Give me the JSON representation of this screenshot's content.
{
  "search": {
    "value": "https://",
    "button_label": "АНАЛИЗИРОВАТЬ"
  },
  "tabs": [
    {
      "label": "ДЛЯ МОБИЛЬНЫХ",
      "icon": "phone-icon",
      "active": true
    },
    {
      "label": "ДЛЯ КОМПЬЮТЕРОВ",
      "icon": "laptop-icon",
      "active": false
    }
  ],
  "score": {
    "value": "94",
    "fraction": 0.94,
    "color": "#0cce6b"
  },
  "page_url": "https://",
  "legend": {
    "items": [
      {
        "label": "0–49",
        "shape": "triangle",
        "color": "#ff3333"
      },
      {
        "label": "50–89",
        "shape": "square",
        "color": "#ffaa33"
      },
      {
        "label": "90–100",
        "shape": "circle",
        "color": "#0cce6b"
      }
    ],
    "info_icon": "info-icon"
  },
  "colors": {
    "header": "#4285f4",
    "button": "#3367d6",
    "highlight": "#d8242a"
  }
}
· · · · ·
▶ [WHAT YOU ARE ASKED TO DO]
Write an exact transcription of every entry above.

▶ [FINISHED ANSWER]
Give me the JSON representation of this screenshot's content.
{
  "search": {
    "value": "https://",
    "button_label": "АНАЛИЗИРОВАТЬ"
  },
  "tabs": [
    {
      "label": "ДЛЯ МОБИЛЬНЫХ",
      "icon": "phone-icon",
      "active": true
    },
    {
      "label": "ДЛЯ КОМПЬЮТЕРОВ",
      "icon": "laptop-icon",
      "active": false
    }
  ],
  "score": {
    "value": "94",
    "fraction": 0.94,
    "color": "#0cce6b"
  },
  "page_url": "https://",
  "legend": {
    "items": [
      {
        "label": "0–49",
        "shape": "triangle",
        "color": "#ff3333"
      },
      {
        "label": "50–89",
        "shape": "square",
        "color": "#ffaa33"
      },
      {
        "label": "90–100",
        "shape": "circle",
        "color": "#0cce6b"
      }
    ],
    "info_icon": "info-icon"
  },
  "colors": {
    "header": "#4285f4",
    "button": "#3367d6",
    "highlight": "#d8242a"
  }
}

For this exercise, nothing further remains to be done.